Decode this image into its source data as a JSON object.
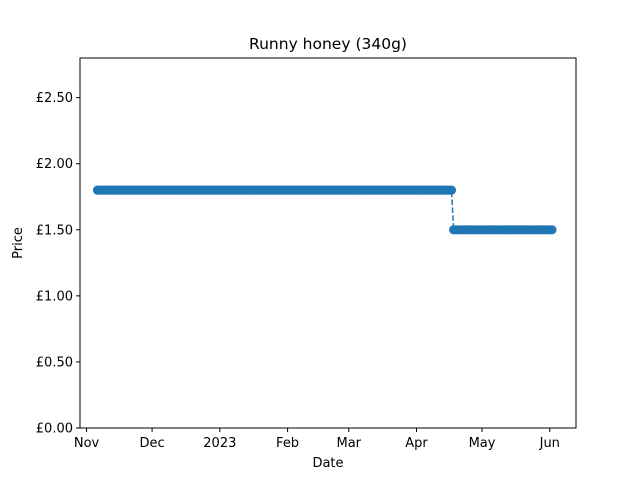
{
  "chart_data": {
    "type": "line",
    "title": "Runny honey (340g)",
    "xlabel": "Date",
    "ylabel": "Price",
    "x_axis": {
      "type": "date",
      "range": [
        "2022-10-29",
        "2023-06-13"
      ],
      "ticks": [
        {
          "date": "2022-11-01",
          "label": "Nov"
        },
        {
          "date": "2022-12-01",
          "label": "Dec"
        },
        {
          "date": "2023-01-01",
          "label": "2023"
        },
        {
          "date": "2023-02-01",
          "label": "Feb"
        },
        {
          "date": "2023-03-01",
          "label": "Mar"
        },
        {
          "date": "2023-04-01",
          "label": "Apr"
        },
        {
          "date": "2023-05-01",
          "label": "May"
        },
        {
          "date": "2023-06-01",
          "label": "Jun"
        }
      ]
    },
    "y_axis": {
      "range": [
        0,
        2.8
      ],
      "ticks": [
        {
          "value": 0.0,
          "label": "£0.00"
        },
        {
          "value": 0.5,
          "label": "£0.50"
        },
        {
          "value": 1.0,
          "label": "£1.00"
        },
        {
          "value": 1.5,
          "label": "£1.50"
        },
        {
          "value": 2.0,
          "label": "£2.00"
        },
        {
          "value": 2.5,
          "label": "£2.50"
        }
      ]
    },
    "grid": false,
    "line_style": "dashed",
    "marker": "circle",
    "series": [
      {
        "color": "#1f77b4",
        "segments": [
          {
            "start": "2022-11-06",
            "end": "2023-04-17",
            "price": 1.8
          },
          {
            "start": "2023-04-18",
            "end": "2023-06-02",
            "price": 1.5
          }
        ]
      }
    ]
  }
}
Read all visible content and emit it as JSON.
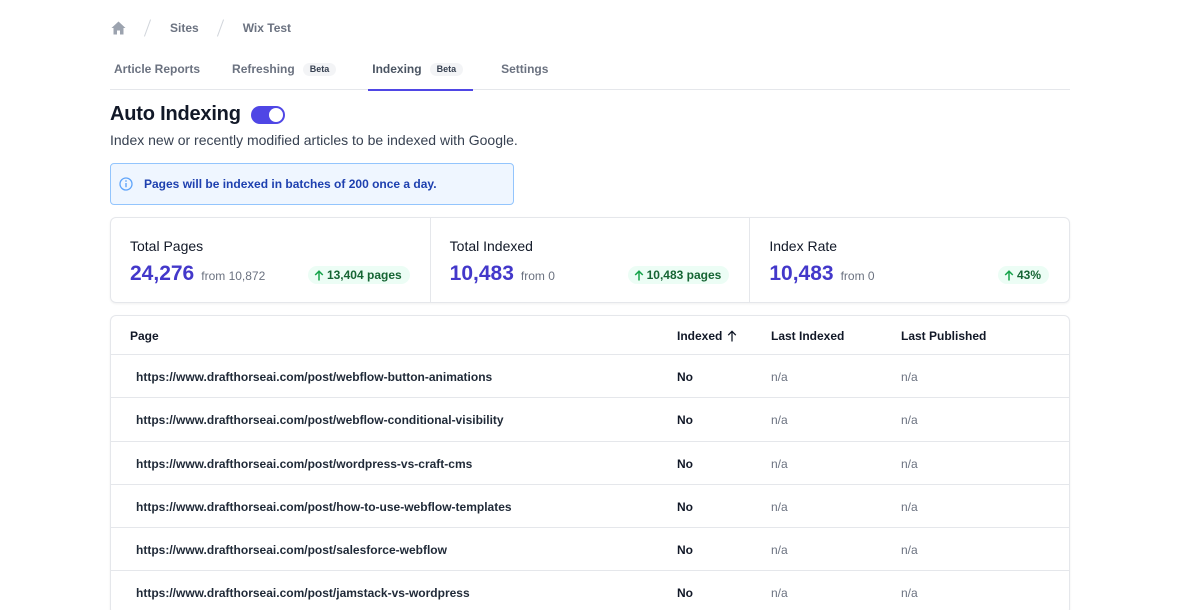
{
  "breadcrumb": {
    "home_icon": "home-icon",
    "items": [
      "Sites",
      "Wix Test"
    ]
  },
  "tabs": [
    {
      "label": "Article Reports",
      "badge": null
    },
    {
      "label": "Refreshing",
      "badge": "Beta"
    },
    {
      "label": "Indexing",
      "badge": "Beta",
      "active": true
    },
    {
      "label": "Settings",
      "badge": null
    }
  ],
  "header": {
    "title": "Auto Indexing",
    "toggle_on": true,
    "subtitle": "Index new or recently modified articles to be indexed with Google."
  },
  "info": {
    "icon": "info-icon",
    "text": "Pages will be indexed in batches of 200 once a day."
  },
  "stats": [
    {
      "label": "Total Pages",
      "value": "24,276",
      "from": "from 10,872",
      "delta": "13,404 pages"
    },
    {
      "label": "Total Indexed",
      "value": "10,483",
      "from": "from 0",
      "delta": "10,483 pages"
    },
    {
      "label": "Index Rate",
      "value": "10,483",
      "from": "from 0",
      "delta": "43%"
    }
  ],
  "table": {
    "headers": {
      "page": "Page",
      "indexed": "Indexed",
      "last_indexed": "Last Indexed",
      "last_published": "Last Published"
    },
    "rows": [
      {
        "url": "https://www.drafthorseai.com/post/webflow-button-animations",
        "indexed": "No",
        "last_indexed": "n/a",
        "last_published": "n/a"
      },
      {
        "url": "https://www.drafthorseai.com/post/webflow-conditional-visibility",
        "indexed": "No",
        "last_indexed": "n/a",
        "last_published": "n/a"
      },
      {
        "url": "https://www.drafthorseai.com/post/wordpress-vs-craft-cms",
        "indexed": "No",
        "last_indexed": "n/a",
        "last_published": "n/a"
      },
      {
        "url": "https://www.drafthorseai.com/post/how-to-use-webflow-templates",
        "indexed": "No",
        "last_indexed": "n/a",
        "last_published": "n/a"
      },
      {
        "url": "https://www.drafthorseai.com/post/salesforce-webflow",
        "indexed": "No",
        "last_indexed": "n/a",
        "last_published": "n/a"
      },
      {
        "url": "https://www.drafthorseai.com/post/jamstack-vs-wordpress",
        "indexed": "No",
        "last_indexed": "n/a",
        "last_published": "n/a"
      }
    ]
  },
  "colors": {
    "accent": "#4f46e5",
    "info_bg": "#eff6ff",
    "info_text": "#1e40af",
    "delta_bg": "#ecfdf5",
    "delta_text": "#166534"
  }
}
- - - - - - -
- **Short task**
Will you restate every entry word for word and omit the images?

- **Final result**
Decode this image into its source data as a JSON object.
{
  "chart_data": {
    "type": "line",
    "title": "Runny honey (340g)",
    "xlabel": "Date",
    "ylabel": "Price",
    "x_axis": {
      "type": "date",
      "range": [
        "2022-10-29",
        "2023-06-13"
      ],
      "ticks": [
        {
          "date": "2022-11-01",
          "label": "Nov"
        },
        {
          "date": "2022-12-01",
          "label": "Dec"
        },
        {
          "date": "2023-01-01",
          "label": "2023"
        },
        {
          "date": "2023-02-01",
          "label": "Feb"
        },
        {
          "date": "2023-03-01",
          "label": "Mar"
        },
        {
          "date": "2023-04-01",
          "label": "Apr"
        },
        {
          "date": "2023-05-01",
          "label": "May"
        },
        {
          "date": "2023-06-01",
          "label": "Jun"
        }
      ]
    },
    "y_axis": {
      "range": [
        0,
        2.8
      ],
      "ticks": [
        {
          "value": 0.0,
          "label": "£0.00"
        },
        {
          "value": 0.5,
          "label": "£0.50"
        },
        {
          "value": 1.0,
          "label": "£1.00"
        },
        {
          "value": 1.5,
          "label": "£1.50"
        },
        {
          "value": 2.0,
          "label": "£2.00"
        },
        {
          "value": 2.5,
          "label": "£2.50"
        }
      ]
    },
    "grid": false,
    "line_style": "dashed",
    "marker": "circle",
    "series": [
      {
        "color": "#1f77b4",
        "segments": [
          {
            "start": "2022-11-06",
            "end": "2023-04-17",
            "price": 1.8
          },
          {
            "start": "2023-04-18",
            "end": "2023-06-02",
            "price": 1.5
          }
        ]
      }
    ]
  }
}
Read all visible content and emit it as JSON.
{
  "breadcrumb": {
    "home_icon": "home-icon",
    "items": [
      "Sites",
      "Wix Test"
    ]
  },
  "tabs": [
    {
      "label": "Article Reports",
      "badge": null
    },
    {
      "label": "Refreshing",
      "badge": "Beta"
    },
    {
      "label": "Indexing",
      "badge": "Beta",
      "active": true
    },
    {
      "label": "Settings",
      "badge": null
    }
  ],
  "header": {
    "title": "Auto Indexing",
    "toggle_on": true,
    "subtitle": "Index new or recently modified articles to be indexed with Google."
  },
  "info": {
    "icon": "info-icon",
    "text": "Pages will be indexed in batches of 200 once a day."
  },
  "stats": [
    {
      "label": "Total Pages",
      "value": "24,276",
      "from": "from 10,872",
      "delta": "13,404 pages"
    },
    {
      "label": "Total Indexed",
      "value": "10,483",
      "from": "from 0",
      "delta": "10,483 pages"
    },
    {
      "label": "Index Rate",
      "value": "10,483",
      "from": "from 0",
      "delta": "43%"
    }
  ],
  "table": {
    "headers": {
      "page": "Page",
      "indexed": "Indexed",
      "last_indexed": "Last Indexed",
      "last_published": "Last Published"
    },
    "rows": [
      {
        "url": "https://www.drafthorseai.com/post/webflow-button-animations",
        "indexed": "No",
        "last_indexed": "n/a",
        "last_published": "n/a"
      },
      {
        "url": "https://www.drafthorseai.com/post/webflow-conditional-visibility",
        "indexed": "No",
        "last_indexed": "n/a",
        "last_published": "n/a"
      },
      {
        "url": "https://www.drafthorseai.com/post/wordpress-vs-craft-cms",
        "indexed": "No",
        "last_indexed": "n/a",
        "last_published": "n/a"
      },
      {
        "url": "https://www.drafthorseai.com/post/how-to-use-webflow-templates",
        "indexed": "No",
        "last_indexed": "n/a",
        "last_published": "n/a"
      },
      {
        "url": "https://www.drafthorseai.com/post/salesforce-webflow",
        "indexed": "No",
        "last_indexed": "n/a",
        "last_published": "n/a"
      },
      {
        "url": "https://www.drafthorseai.com/post/jamstack-vs-wordpress",
        "indexed": "No",
        "last_indexed": "n/a",
        "last_published": "n/a"
      }
    ]
  },
  "colors": {
    "accent": "#4f46e5",
    "info_bg": "#eff6ff",
    "info_text": "#1e40af",
    "delta_bg": "#ecfdf5",
    "delta_text": "#166534"
  }
}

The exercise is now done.